# Instructions for the task:
Exact retyping of the data: please keep every word and drop each picture.

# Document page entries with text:
Segment Open
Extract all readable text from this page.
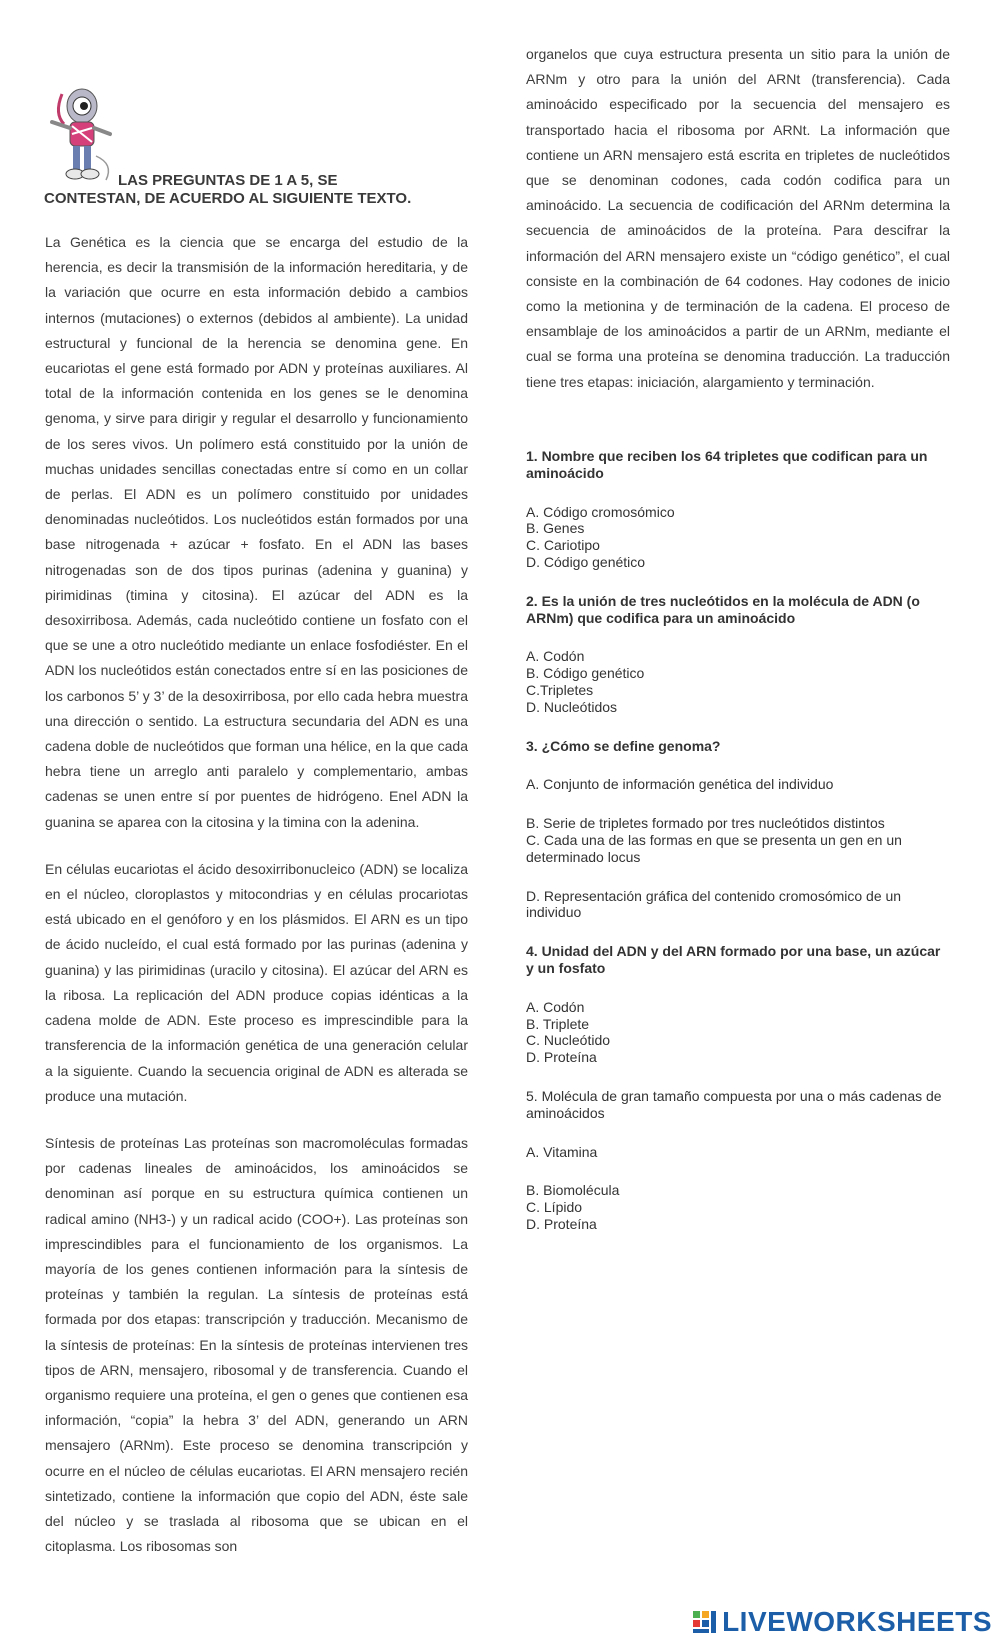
LAS PREGUNTAS DE 1 A 5, SE
CONTESTAN, DE ACUERDO AL SIGUIENTE TEXTO.

La Genética es la ciencia que se encarga del estudio de la herencia, es decir la transmisión de la información hereditaria, y de la variación que ocurre en esta información debido a cambios internos (mutaciones) o externos (debidos al ambiente). La unidad estructural y funcional de la herencia se denomina gene. En eucariotas el gene está formado por ADN y proteínas auxiliares. Al total de la información contenida en los genes se le denomina genoma, y sirve para dirigir y regular el desarrollo y funcionamiento de los seres vivos. Un polímero está constituido por la unión de muchas unidades sencillas conectadas entre sí como en un collar de perlas. El ADN es un polímero constituido por unidades denominadas nucleótidos. Los nucleótidos están formados por una base nitrogenada + azúcar + fosfato. En el ADN las bases nitrogenadas son de dos tipos purinas (adenina y guanina) y pirimidinas (timina y citosina). El azúcar del ADN es la desoxirribosa. Además, cada nucleótido contiene un fosfato con el que se une a otro nucleótido mediante un enlace fosfodiéster. En el ADN los nucleótidos están conectados entre sí en las posiciones de los carbonos 5’ y 3’ de la desoxirribosa, por ello cada hebra muestra una dirección o sentido. La estructura secundaria del ADN es una cadena doble de nucleótidos que forman una hélice, en la que cada hebra tiene un arreglo anti paralelo y complementario, ambas cadenas se unen entre sí por puentes de hidrógeno. Enel ADN la guanina se aparea con la citosina y la timina con la adenina.

En células eucariotas el ácido desoxirribonucleico (ADN) se localiza en el núcleo, cloroplastos y mitocondrias y en células procariotas está ubicado en el genóforo y en los plásmidos. El ARN es un tipo de ácido nucleído, el cual está formado por las purinas (adenina y guanina) y las pirimidinas (uracilo y citosina). El azúcar del ARN es la ribosa. La replicación del ADN produce copias idénticas a la cadena molde de ADN. Este proceso es imprescindible para la transferencia de la información genética de una generación celular a la siguiente. Cuando la secuencia original de ADN es alterada se produce una mutación.

Síntesis de proteínas Las proteínas son macromoléculas formadas por cadenas lineales de aminoácidos, los aminoácidos se denominan así porque en su estructura química contienen un radical amino (NH3-) y un radical acido (COO+). Las proteínas son imprescindibles para el funcionamiento de los organismos. La mayoría de los genes contienen información para la síntesis de proteínas y también la regulan. La síntesis de proteínas está formada por dos etapas: transcripción y traducción. Mecanismo de la síntesis de proteínas: En la síntesis de proteínas intervienen tres tipos de ARN, mensajero, ribosomal y de transferencia. Cuando el organismo requiere una proteína, el gen o genes que contienen esa información, “copia” la hebra 3’ del ADN, generando un ARN mensajero (ARNm). Este proceso se denomina transcripción y ocurre en el núcleo de células eucariotas. El ARN mensajero recién sintetizado, contiene la información que copio del ADN, éste sale del núcleo y se traslada al ribosoma que se ubican en el citoplasma. Los ribosomas son

organelos que cuya estructura presenta un sitio para la unión de ARNm y otro para la unión del ARNt (transferencia). Cada aminoácido especificado por la secuencia del mensajero es transportado hacia el ribosoma por ARNt. La información que contiene un ARN mensajero está escrita en tripletes de nucleótidos que se denominan codones, cada codón codifica para un aminoácido. La secuencia de codificación del ARNm determina la secuencia de aminoácidos de la proteína. Para descifrar la información del ARN mensajero existe un “código genético”, el cual consiste en la combinación de 64 codones. Hay codones de inicio como la metionina y de terminación de la cadena. El proceso de ensamblaje de los aminoácidos a partir de un ARNm, mediante el cual se forma una proteína se denomina traducción. La traducción tiene tres etapas: iniciación, alargamiento y terminación.

1. Nombre que reciben los 64 tripletes que codifican para un aminoácido

A. Código cromosómico
B. Genes
C. Cariotipo
D. Código genético

2. Es la unión de tres nucleótidos en la molécula de ADN (o ARNm) que codifica para un aminoácido

A. Codón
B. Código genético
C.Tripletes
D. Nucleótidos

3. ¿Cómo se define genoma?

A. Conjunto de información genética del individuo
B. Serie de tripletes formado por tres nucleótidos distintos
C. Cada una de las formas en que se presenta un gen en un determinado locus
D. Representación gráfica del contenido cromosómico de un individuo

4. Unidad del ADN y del ARN formado por una base, un azúcar y un fosfato

A. Codón
B. Triplete
C. Nucleótido
D. Proteína

5. Molécula de gran tamaño compuesta por una o más cadenas de aminoácidos

A. Vitamina
B. Biomolécula
C. Lípido
D. Proteína
LIVEWORKSHEETS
Segment Closed
# Written solution:
Extract all readable text from this page.
LAS PREGUNTAS DE 1 A 5, SE
CONTESTAN, DE ACUERDO AL SIGUIENTE TEXTO.

La Genética es la ciencia que se encarga del estudio de la herencia, es decir la transmisión de la información hereditaria, y de la variación que ocurre en esta información debido a cambios internos (mutaciones) o externos (debidos al ambiente). La unidad estructural y funcional de la herencia se denomina gene. En eucariotas el gene está formado por ADN y proteínas auxiliares. Al total de la información contenida en los genes se le denomina genoma, y sirve para dirigir y regular el desarrollo y funcionamiento de los seres vivos. Un polímero está constituido por la unión de muchas unidades sencillas conectadas entre sí como en un collar de perlas. El ADN es un polímero constituido por unidades denominadas nucleótidos. Los nucleótidos están formados por una base nitrogenada + azúcar + fosfato. En el ADN las bases nitrogenadas son de dos tipos purinas (adenina y guanina) y pirimidinas (timina y citosina). El azúcar del ADN es la desoxirribosa. Además, cada nucleótido contiene un fosfato con el que se une a otro nucleótido mediante un enlace fosfodiéster. En el ADN los nucleótidos están conectados entre sí en las posiciones de los carbonos 5’ y 3’ de la desoxirribosa, por ello cada hebra muestra una dirección o sentido. La estructura secundaria del ADN es una cadena doble de nucleótidos que forman una hélice, en la que cada hebra tiene un arreglo anti paralelo y complementario, ambas cadenas se unen entre sí por puentes de hidrógeno. Enel ADN la guanina se aparea con la citosina y la timina con la adenina.

En células eucariotas el ácido desoxirribonucleico (ADN) se localiza en el núcleo, cloroplastos y mitocondrias y en células procariotas está ubicado en el genóforo y en los plásmidos. El ARN es un tipo de ácido nucleído, el cual está formado por las purinas (adenina y guanina) y las pirimidinas (uracilo y citosina). El azúcar del ARN es la ribosa. La replicación del ADN produce copias idénticas a la cadena molde de ADN. Este proceso es imprescindible para la transferencia de la información genética de una generación celular a la siguiente. Cuando la secuencia original de ADN es alterada se produce una mutación.

Síntesis de proteínas Las proteínas son macromoléculas formadas por cadenas lineales de aminoácidos, los aminoácidos se denominan así porque en su estructura química contienen un radical amino (NH3-) y un radical acido (COO+). Las proteínas son imprescindibles para el funcionamiento de los organismos. La mayoría de los genes contienen información para la síntesis de proteínas y también la regulan. La síntesis de proteínas está formada por dos etapas: transcripción y traducción. Mecanismo de la síntesis de proteínas: En la síntesis de proteínas intervienen tres tipos de ARN, mensajero, ribosomal y de transferencia. Cuando el organismo requiere una proteína, el gen o genes que contienen esa información, “copia” la hebra 3’ del ADN, generando un ARN mensajero (ARNm). Este proceso se denomina transcripción y ocurre en el núcleo de células eucariotas. El ARN mensajero recién sintetizado, contiene la información que copio del ADN, éste sale del núcleo y se traslada al ribosoma que se ubican en el citoplasma. Los ribosomas son

organelos que cuya estructura presenta un sitio para la unión de ARNm y otro para la unión del ARNt (transferencia). Cada aminoácido especificado por la secuencia del mensajero es transportado hacia el ribosoma por ARNt. La información que contiene un ARN mensajero está escrita en tripletes de nucleótidos que se denominan codones, cada codón codifica para un aminoácido. La secuencia de codificación del ARNm determina la secuencia de aminoácidos de la proteína. Para descifrar la información del ARN mensajero existe un “código genético”, el cual consiste en la combinación de 64 codones. Hay codones de inicio como la metionina y de terminación de la cadena. El proceso de ensamblaje de los aminoácidos a partir de un ARNm, mediante el cual se forma una proteína se denomina traducción. La traducción tiene tres etapas: iniciación, alargamiento y terminación.

1. Nombre que reciben los 64 tripletes que codifican para un aminoácido

A. Código cromosómico
B. Genes
C. Cariotipo
D. Código genético

2. Es la unión de tres nucleótidos en la molécula de ADN (o ARNm) que codifica para un aminoácido

A. Codón
B. Código genético
C.Tripletes
D. Nucleótidos

3. ¿Cómo se define genoma?

A. Conjunto de información genética del individuo
B. Serie de tripletes formado por tres nucleótidos distintos
C. Cada una de las formas en que se presenta un gen en un determinado locus
D. Representación gráfica del contenido cromosómico de un individuo

4. Unidad del ADN y del ARN formado por una base, un azúcar y un fosfato

A. Codón
B. Triplete
C. Nucleótido
D. Proteína

5. Molécula de gran tamaño compuesta por una o más cadenas de aminoácidos

A. Vitamina
B. Biomolécula
C. Lípido
D. Proteína
LIVEWORKSHEETS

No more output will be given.